▼▼▼

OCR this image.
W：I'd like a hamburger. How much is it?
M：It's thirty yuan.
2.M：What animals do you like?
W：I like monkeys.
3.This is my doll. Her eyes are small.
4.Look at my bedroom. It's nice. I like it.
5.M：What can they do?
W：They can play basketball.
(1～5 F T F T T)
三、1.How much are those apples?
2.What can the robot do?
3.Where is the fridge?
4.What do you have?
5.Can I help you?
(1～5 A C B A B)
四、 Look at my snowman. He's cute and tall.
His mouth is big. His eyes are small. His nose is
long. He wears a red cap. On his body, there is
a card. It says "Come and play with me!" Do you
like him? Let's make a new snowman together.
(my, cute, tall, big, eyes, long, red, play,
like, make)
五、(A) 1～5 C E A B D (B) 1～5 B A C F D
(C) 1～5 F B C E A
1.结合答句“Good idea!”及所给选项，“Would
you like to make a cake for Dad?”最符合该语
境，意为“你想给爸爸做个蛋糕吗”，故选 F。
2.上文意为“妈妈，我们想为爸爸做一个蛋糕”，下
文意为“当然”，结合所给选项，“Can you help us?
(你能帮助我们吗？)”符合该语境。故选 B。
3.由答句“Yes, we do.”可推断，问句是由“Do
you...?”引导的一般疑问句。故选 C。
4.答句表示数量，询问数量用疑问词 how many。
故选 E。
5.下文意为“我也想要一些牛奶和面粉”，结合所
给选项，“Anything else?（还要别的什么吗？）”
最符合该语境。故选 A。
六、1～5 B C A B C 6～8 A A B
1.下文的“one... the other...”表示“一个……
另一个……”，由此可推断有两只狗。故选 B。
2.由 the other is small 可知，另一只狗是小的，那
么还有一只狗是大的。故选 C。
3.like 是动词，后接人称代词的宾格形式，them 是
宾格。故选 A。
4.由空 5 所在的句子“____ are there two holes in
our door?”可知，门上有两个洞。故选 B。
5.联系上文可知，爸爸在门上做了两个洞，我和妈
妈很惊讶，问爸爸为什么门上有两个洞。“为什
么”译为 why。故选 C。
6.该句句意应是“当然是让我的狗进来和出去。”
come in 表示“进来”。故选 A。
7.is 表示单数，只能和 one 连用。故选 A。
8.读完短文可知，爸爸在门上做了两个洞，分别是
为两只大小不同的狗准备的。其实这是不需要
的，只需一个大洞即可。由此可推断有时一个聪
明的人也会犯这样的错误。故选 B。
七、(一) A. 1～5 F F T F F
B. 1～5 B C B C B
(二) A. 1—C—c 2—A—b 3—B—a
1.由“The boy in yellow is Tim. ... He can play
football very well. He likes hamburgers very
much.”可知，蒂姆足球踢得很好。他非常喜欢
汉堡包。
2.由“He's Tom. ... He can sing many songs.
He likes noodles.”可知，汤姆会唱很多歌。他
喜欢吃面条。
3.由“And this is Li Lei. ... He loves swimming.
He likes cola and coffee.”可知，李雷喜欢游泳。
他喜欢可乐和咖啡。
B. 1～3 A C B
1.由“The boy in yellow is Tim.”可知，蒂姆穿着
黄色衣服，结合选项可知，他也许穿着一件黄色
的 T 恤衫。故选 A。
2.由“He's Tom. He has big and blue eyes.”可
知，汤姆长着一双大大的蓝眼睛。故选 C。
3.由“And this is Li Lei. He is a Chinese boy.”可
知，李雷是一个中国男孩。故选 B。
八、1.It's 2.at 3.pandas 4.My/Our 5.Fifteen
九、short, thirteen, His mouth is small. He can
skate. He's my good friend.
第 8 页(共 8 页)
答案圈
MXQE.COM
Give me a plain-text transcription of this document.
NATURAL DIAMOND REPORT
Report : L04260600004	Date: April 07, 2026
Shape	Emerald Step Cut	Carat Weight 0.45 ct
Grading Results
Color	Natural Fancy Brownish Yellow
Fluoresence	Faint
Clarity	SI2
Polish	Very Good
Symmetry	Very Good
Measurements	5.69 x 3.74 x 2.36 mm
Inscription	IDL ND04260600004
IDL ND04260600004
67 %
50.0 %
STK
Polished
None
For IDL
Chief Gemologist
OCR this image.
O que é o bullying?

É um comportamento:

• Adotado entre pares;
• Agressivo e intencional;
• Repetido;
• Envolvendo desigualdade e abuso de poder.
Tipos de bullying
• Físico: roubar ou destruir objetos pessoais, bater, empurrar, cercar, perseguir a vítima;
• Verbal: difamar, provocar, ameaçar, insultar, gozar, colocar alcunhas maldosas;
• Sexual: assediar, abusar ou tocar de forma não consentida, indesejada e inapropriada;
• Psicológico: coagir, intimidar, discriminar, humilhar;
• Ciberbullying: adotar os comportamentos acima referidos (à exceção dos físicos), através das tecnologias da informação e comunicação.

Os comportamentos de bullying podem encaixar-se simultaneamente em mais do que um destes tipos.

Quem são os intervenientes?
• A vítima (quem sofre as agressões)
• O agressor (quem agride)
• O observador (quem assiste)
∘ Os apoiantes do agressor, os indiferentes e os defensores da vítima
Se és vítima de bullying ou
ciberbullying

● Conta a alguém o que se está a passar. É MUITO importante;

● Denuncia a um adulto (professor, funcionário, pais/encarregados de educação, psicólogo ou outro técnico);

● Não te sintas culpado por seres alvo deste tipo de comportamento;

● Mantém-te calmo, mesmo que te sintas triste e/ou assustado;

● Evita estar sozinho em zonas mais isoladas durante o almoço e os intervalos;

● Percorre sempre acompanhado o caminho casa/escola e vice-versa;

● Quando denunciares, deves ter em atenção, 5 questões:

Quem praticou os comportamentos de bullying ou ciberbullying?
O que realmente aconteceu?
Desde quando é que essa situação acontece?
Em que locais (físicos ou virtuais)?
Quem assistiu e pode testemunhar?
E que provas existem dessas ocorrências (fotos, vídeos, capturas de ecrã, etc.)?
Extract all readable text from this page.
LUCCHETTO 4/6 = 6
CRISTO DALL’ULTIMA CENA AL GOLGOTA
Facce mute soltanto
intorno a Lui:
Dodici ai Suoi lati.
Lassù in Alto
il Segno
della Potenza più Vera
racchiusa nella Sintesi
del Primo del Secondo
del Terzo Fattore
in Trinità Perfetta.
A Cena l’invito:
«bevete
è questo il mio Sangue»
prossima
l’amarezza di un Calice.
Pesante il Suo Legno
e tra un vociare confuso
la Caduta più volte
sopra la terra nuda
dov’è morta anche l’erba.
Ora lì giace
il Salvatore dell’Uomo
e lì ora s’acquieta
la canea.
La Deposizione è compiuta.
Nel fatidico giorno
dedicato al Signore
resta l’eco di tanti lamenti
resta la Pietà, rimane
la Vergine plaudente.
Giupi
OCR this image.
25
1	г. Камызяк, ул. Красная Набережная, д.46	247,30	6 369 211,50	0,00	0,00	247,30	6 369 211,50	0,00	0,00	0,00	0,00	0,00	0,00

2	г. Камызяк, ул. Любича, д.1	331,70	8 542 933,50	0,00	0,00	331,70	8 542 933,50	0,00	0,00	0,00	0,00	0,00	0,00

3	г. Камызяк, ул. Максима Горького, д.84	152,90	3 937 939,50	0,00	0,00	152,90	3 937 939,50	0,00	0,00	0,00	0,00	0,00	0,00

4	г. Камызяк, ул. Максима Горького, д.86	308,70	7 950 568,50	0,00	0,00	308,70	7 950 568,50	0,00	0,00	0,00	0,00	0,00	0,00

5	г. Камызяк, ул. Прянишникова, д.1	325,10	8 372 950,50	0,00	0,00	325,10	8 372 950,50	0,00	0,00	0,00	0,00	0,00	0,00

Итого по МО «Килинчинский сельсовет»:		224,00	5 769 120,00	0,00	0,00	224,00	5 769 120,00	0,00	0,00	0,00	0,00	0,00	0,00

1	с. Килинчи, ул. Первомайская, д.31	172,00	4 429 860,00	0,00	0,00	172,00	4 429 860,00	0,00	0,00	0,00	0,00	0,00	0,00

▲▲▲

• **Instruction**
Take the material above and return all of it exactly.

• **Written answer**
OCR this image.
W：I'd like a hamburger. How much is it?
M：It's thirty yuan.
2.M：What animals do you like?
W：I like monkeys.
3.This is my doll. Her eyes are small.
4.Look at my bedroom. It's nice. I like it.
5.M：What can they do?
W：They can play basketball.
(1～5 F T F T T)
三、1.How much are those apples?
2.What can the robot do?
3.Where is the fridge?
4.What do you have?
5.Can I help you?
(1～5 A C B A B)
四、 Look at my snowman. He's cute and tall.
His mouth is big. His eyes are small. His nose is
long. He wears a red cap. On his body, there is
a card. It says "Come and play with me!" Do you
like him? Let's make a new snowman together.
(my, cute, tall, big, eyes, long, red, play,
like, make)
五、(A) 1～5 C E A B D (B) 1～5 B A C F D
(C) 1～5 F B C E A
1.结合答句“Good idea!”及所给选项，“Would
you like to make a cake for Dad?”最符合该语
境，意为“你想给爸爸做个蛋糕吗”，故选 F。
2.上文意为“妈妈，我们想为爸爸做一个蛋糕”，下
文意为“当然”，结合所给选项，“Can you help us?
(你能帮助我们吗？)”符合该语境。故选 B。
3.由答句“Yes, we do.”可推断，问句是由“Do
you...?”引导的一般疑问句。故选 C。
4.答句表示数量，询问数量用疑问词 how many。
故选 E。
5.下文意为“我也想要一些牛奶和面粉”，结合所
给选项，“Anything else?（还要别的什么吗？）”
最符合该语境。故选 A。
六、1～5 B C A B C 6～8 A A B
1.下文的“one... the other...”表示“一个……
另一个……”，由此可推断有两只狗。故选 B。
2.由 the other is small 可知，另一只狗是小的，那
么还有一只狗是大的。故选 C。
3.like 是动词，后接人称代词的宾格形式，them 是
宾格。故选 A。
4.由空 5 所在的句子“____ are there two holes in
our door?”可知，门上有两个洞。故选 B。
5.联系上文可知，爸爸在门上做了两个洞，我和妈
妈很惊讶，问爸爸为什么门上有两个洞。“为什
么”译为 why。故选 C。
6.该句句意应是“当然是让我的狗进来和出去。”
come in 表示“进来”。故选 A。
7.is 表示单数，只能和 one 连用。故选 A。
8.读完短文可知，爸爸在门上做了两个洞，分别是
为两只大小不同的狗准备的。其实这是不需要
的，只需一个大洞即可。由此可推断有时一个聪
明的人也会犯这样的错误。故选 B。
七、(一) A. 1～5 F F T F F
B. 1～5 B C B C B
(二) A. 1—C—c 2—A—b 3—B—a
1.由“The boy in yellow is Tim. ... He can play
football very well. He likes hamburgers very
much.”可知，蒂姆足球踢得很好。他非常喜欢
汉堡包。
2.由“He's Tom. ... He can sing many songs.
He likes noodles.”可知，汤姆会唱很多歌。他
喜欢吃面条。
3.由“And this is Li Lei. ... He loves swimming.
He likes cola and coffee.”可知，李雷喜欢游泳。
他喜欢可乐和咖啡。
B. 1～3 A C B
1.由“The boy in yellow is Tim.”可知，蒂姆穿着
黄色衣服，结合选项可知，他也许穿着一件黄色
的 T 恤衫。故选 A。
2.由“He's Tom. He has big and blue eyes.”可
知，汤姆长着一双大大的蓝眼睛。故选 C。
3.由“And this is Li Lei. He is a Chinese boy.”可
知，李雷是一个中国男孩。故选 B。
八、1.It's 2.at 3.pandas 4.My/Our 5.Fifteen
九、short, thirteen, His mouth is small. He can
skate. He's my good friend.
第 8 页(共 8 页)
答案圈
MXQE.COM
Give me a plain-text transcription of this document.
NATURAL DIAMOND REPORT
Report : L04260600004	Date: April 07, 2026
Shape	Emerald Step Cut	Carat Weight 0.45 ct
Grading Results
Color	Natural Fancy Brownish Yellow
Fluoresence	Faint
Clarity	SI2
Polish	Very Good
Symmetry	Very Good
Measurements	5.69 x 3.74 x 2.36 mm
Inscription	IDL ND04260600004
IDL ND04260600004
67 %
50.0 %
STK
Polished
None
For IDL
Chief Gemologist
OCR this image.
O que é o bullying?

É um comportamento:

• Adotado entre pares;
• Agressivo e intencional;
• Repetido;
• Envolvendo desigualdade e abuso de poder.
Tipos de bullying
• Físico: roubar ou destruir objetos pessoais, bater, empurrar, cercar, perseguir a vítima;
• Verbal: difamar, provocar, ameaçar, insultar, gozar, colocar alcunhas maldosas;
• Sexual: assediar, abusar ou tocar de forma não consentida, indesejada e inapropriada;
• Psicológico: coagir, intimidar, discriminar, humilhar;
• Ciberbullying: adotar os comportamentos acima referidos (à exceção dos físicos), através das tecnologias da informação e comunicação.

Os comportamentos de bullying podem encaixar-se simultaneamente em mais do que um destes tipos.

Quem são os intervenientes?
• A vítima (quem sofre as agressões)
• O agressor (quem agride)
• O observador (quem assiste)
∘ Os apoiantes do agressor, os indiferentes e os defensores da vítima
Se és vítima de bullying ou
ciberbullying

● Conta a alguém o que se está a passar. É MUITO importante;

● Denuncia a um adulto (professor, funcionário, pais/encarregados de educação, psicólogo ou outro técnico);

● Não te sintas culpado por seres alvo deste tipo de comportamento;

● Mantém-te calmo, mesmo que te sintas triste e/ou assustado;

● Evita estar sozinho em zonas mais isoladas durante o almoço e os intervalos;

● Percorre sempre acompanhado o caminho casa/escola e vice-versa;

● Quando denunciares, deves ter em atenção, 5 questões:

Quem praticou os comportamentos de bullying ou ciberbullying?
O que realmente aconteceu?
Desde quando é que essa situação acontece?
Em que locais (físicos ou virtuais)?
Quem assistiu e pode testemunhar?
E que provas existem dessas ocorrências (fotos, vídeos, capturas de ecrã, etc.)?
Extract all readable text from this page.
LUCCHETTO 4/6 = 6
CRISTO DALL’ULTIMA CENA AL GOLGOTA
Facce mute soltanto
intorno a Lui:
Dodici ai Suoi lati.
Lassù in Alto
il Segno
della Potenza più Vera
racchiusa nella Sintesi
del Primo del Secondo
del Terzo Fattore
in Trinità Perfetta.
A Cena l’invito:
«bevete
è questo il mio Sangue»
prossima
l’amarezza di un Calice.
Pesante il Suo Legno
e tra un vociare confuso
la Caduta più volte
sopra la terra nuda
dov’è morta anche l’erba.
Ora lì giace
il Salvatore dell’Uomo
e lì ora s’acquieta
la canea.
La Deposizione è compiuta.
Nel fatidico giorno
dedicato al Signore
resta l’eco di tanti lamenti
resta la Pietà, rimane
la Vergine plaudente.
Giupi
OCR this image.
25
1	г. Камызяк, ул. Красная Набережная, д.46	247,30	6 369 211,50	0,00	0,00	247,30	6 369 211,50	0,00	0,00	0,00	0,00	0,00	0,00

2	г. Камызяк, ул. Любича, д.1	331,70	8 542 933,50	0,00	0,00	331,70	8 542 933,50	0,00	0,00	0,00	0,00	0,00	0,00

3	г. Камызяк, ул. Максима Горького, д.84	152,90	3 937 939,50	0,00	0,00	152,90	3 937 939,50	0,00	0,00	0,00	0,00	0,00	0,00

4	г. Камызяк, ул. Максима Горького, д.86	308,70	7 950 568,50	0,00	0,00	308,70	7 950 568,50	0,00	0,00	0,00	0,00	0,00	0,00

5	г. Камызяк, ул. Прянишникова, д.1	325,10	8 372 950,50	0,00	0,00	325,10	8 372 950,50	0,00	0,00	0,00	0,00	0,00	0,00

Итого по МО «Килинчинский сельсовет»:		224,00	5 769 120,00	0,00	0,00	224,00	5 769 120,00	0,00	0,00	0,00	0,00	0,00	0,00

1	с. Килинчи, ул. Первомайская, д.31	172,00	4 429 860,00	0,00	0,00	172,00	4 429 860,00	0,00	0,00	0,00	0,00	0,00	0,00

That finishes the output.